[TASK BRIEF]
Render the following material again verbatim, leaving nothing out.

= = =

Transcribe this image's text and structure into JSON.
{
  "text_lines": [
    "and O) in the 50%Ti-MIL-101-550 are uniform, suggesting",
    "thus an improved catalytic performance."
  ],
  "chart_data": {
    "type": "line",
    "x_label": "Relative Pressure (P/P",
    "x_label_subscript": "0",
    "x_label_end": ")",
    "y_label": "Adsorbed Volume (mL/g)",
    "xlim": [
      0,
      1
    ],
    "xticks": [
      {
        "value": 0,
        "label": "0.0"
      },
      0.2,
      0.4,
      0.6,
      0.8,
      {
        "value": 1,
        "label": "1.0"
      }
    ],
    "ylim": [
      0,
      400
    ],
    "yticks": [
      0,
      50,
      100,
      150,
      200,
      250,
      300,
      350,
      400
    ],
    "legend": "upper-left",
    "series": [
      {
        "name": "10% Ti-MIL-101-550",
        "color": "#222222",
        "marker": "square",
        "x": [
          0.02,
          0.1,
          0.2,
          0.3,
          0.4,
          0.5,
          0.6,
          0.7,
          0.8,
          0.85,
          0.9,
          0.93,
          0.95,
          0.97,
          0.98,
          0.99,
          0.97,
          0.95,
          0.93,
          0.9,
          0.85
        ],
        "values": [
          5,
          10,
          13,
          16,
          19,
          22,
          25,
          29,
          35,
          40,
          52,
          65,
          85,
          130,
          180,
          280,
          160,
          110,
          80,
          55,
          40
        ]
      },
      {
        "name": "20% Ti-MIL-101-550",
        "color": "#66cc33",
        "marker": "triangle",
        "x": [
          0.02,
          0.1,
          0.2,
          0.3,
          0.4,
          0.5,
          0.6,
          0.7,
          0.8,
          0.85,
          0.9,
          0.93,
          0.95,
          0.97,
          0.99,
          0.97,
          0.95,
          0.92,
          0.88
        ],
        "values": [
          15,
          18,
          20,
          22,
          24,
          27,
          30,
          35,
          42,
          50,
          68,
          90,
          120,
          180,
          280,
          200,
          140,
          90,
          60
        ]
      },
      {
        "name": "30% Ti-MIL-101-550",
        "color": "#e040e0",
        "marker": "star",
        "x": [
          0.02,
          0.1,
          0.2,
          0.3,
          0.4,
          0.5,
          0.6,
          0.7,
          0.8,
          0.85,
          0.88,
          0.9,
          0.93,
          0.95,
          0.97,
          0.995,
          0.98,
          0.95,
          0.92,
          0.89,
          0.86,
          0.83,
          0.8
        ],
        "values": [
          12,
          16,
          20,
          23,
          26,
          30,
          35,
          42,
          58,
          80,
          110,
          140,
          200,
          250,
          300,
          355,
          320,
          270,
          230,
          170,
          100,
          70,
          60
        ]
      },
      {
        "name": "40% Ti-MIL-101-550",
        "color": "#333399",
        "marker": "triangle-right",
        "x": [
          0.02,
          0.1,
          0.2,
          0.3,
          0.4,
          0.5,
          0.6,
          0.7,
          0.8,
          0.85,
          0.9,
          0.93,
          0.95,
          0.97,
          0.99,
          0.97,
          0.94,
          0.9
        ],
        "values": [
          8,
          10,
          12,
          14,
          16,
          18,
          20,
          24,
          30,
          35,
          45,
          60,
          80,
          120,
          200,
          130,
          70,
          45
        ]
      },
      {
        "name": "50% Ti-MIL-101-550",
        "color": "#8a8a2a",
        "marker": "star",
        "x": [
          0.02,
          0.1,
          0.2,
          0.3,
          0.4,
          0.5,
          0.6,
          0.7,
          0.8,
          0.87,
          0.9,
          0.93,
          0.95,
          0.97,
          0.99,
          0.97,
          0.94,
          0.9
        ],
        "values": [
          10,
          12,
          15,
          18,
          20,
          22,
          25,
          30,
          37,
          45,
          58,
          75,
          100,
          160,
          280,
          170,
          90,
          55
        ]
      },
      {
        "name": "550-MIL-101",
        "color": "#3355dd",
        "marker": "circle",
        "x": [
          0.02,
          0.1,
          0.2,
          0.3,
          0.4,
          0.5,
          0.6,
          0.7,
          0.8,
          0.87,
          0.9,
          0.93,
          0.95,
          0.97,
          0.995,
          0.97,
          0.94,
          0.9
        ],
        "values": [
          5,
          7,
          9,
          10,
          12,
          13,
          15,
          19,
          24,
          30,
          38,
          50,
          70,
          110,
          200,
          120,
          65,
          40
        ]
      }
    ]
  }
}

= = =

[SOLVED PROBLEM]
Transcribe this image's text and structure into JSON.
{
  "text_lines": [
    "and O) in the 50%Ti-MIL-101-550 are uniform, suggesting",
    "thus an improved catalytic performance."
  ],
  "chart_data": {
    "type": "line",
    "x_label": "Relative Pressure (P/P",
    "x_label_subscript": "0",
    "x_label_end": ")",
    "y_label": "Adsorbed Volume (mL/g)",
    "xlim": [
      0,
      1
    ],
    "xticks": [
      {
        "value": 0,
        "label": "0.0"
      },
      0.2,
      0.4,
      0.6,
      0.8,
      {
        "value": 1,
        "label": "1.0"
      }
    ],
    "ylim": [
      0,
      400
    ],
    "yticks": [
      0,
      50,
      100,
      150,
      200,
      250,
      300,
      350,
      400
    ],
    "legend": "upper-left",
    "series": [
      {
        "name": "10% Ti-MIL-101-550",
        "color": "#222222",
        "marker": "square",
        "x": [
          0.02,
          0.1,
          0.2,
          0.3,
          0.4,
          0.5,
          0.6,
          0.7,
          0.8,
          0.85,
          0.9,
          0.93,
          0.95,
          0.97,
          0.98,
          0.99,
          0.97,
          0.95,
          0.93,
          0.9,
          0.85
        ],
        "values": [
          5,
          10,
          13,
          16,
          19,
          22,
          25,
          29,
          35,
          40,
          52,
          65,
          85,
          130,
          180,
          280,
          160,
          110,
          80,
          55,
          40
        ]
      },
      {
        "name": "20% Ti-MIL-101-550",
        "color": "#66cc33",
        "marker": "triangle",
        "x": [
          0.02,
          0.1,
          0.2,
          0.3,
          0.4,
          0.5,
          0.6,
          0.7,
          0.8,
          0.85,
          0.9,
          0.93,
          0.95,
          0.97,
          0.99,
          0.97,
          0.95,
          0.92,
          0.88
        ],
        "values": [
          15,
          18,
          20,
          22,
          24,
          27,
          30,
          35,
          42,
          50,
          68,
          90,
          120,
          180,
          280,
          200,
          140,
          90,
          60
        ]
      },
      {
        "name": "30% Ti-MIL-101-550",
        "color": "#e040e0",
        "marker": "star",
        "x": [
          0.02,
          0.1,
          0.2,
          0.3,
          0.4,
          0.5,
          0.6,
          0.7,
          0.8,
          0.85,
          0.88,
          0.9,
          0.93,
          0.95,
          0.97,
          0.995,
          0.98,
          0.95,
          0.92,
          0.89,
          0.86,
          0.83,
          0.8
        ],
        "values": [
          12,
          16,
          20,
          23,
          26,
          30,
          35,
          42,
          58,
          80,
          110,
          140,
          200,
          250,
          300,
          355,
          320,
          270,
          230,
          170,
          100,
          70,
          60
        ]
      },
      {
        "name": "40% Ti-MIL-101-550",
        "color": "#333399",
        "marker": "triangle-right",
        "x": [
          0.02,
          0.1,
          0.2,
          0.3,
          0.4,
          0.5,
          0.6,
          0.7,
          0.8,
          0.85,
          0.9,
          0.93,
          0.95,
          0.97,
          0.99,
          0.97,
          0.94,
          0.9
        ],
        "values": [
          8,
          10,
          12,
          14,
          16,
          18,
          20,
          24,
          30,
          35,
          45,
          60,
          80,
          120,
          200,
          130,
          70,
          45
        ]
      },
      {
        "name": "50% Ti-MIL-101-550",
        "color": "#8a8a2a",
        "marker": "star",
        "x": [
          0.02,
          0.1,
          0.2,
          0.3,
          0.4,
          0.5,
          0.6,
          0.7,
          0.8,
          0.87,
          0.9,
          0.93,
          0.95,
          0.97,
          0.99,
          0.97,
          0.94,
          0.9
        ],
        "values": [
          10,
          12,
          15,
          18,
          20,
          22,
          25,
          30,
          37,
          45,
          58,
          75,
          100,
          160,
          280,
          170,
          90,
          55
        ]
      },
      {
        "name": "550-MIL-101",
        "color": "#3355dd",
        "marker": "circle",
        "x": [
          0.02,
          0.1,
          0.2,
          0.3,
          0.4,
          0.5,
          0.6,
          0.7,
          0.8,
          0.87,
          0.9,
          0.93,
          0.95,
          0.97,
          0.995,
          0.97,
          0.94,
          0.9
        ],
        "values": [
          5,
          7,
          9,
          10,
          12,
          13,
          15,
          19,
          24,
          30,
          38,
          50,
          70,
          110,
          200,
          120,
          65,
          40
        ]
      }
    ]
  }
}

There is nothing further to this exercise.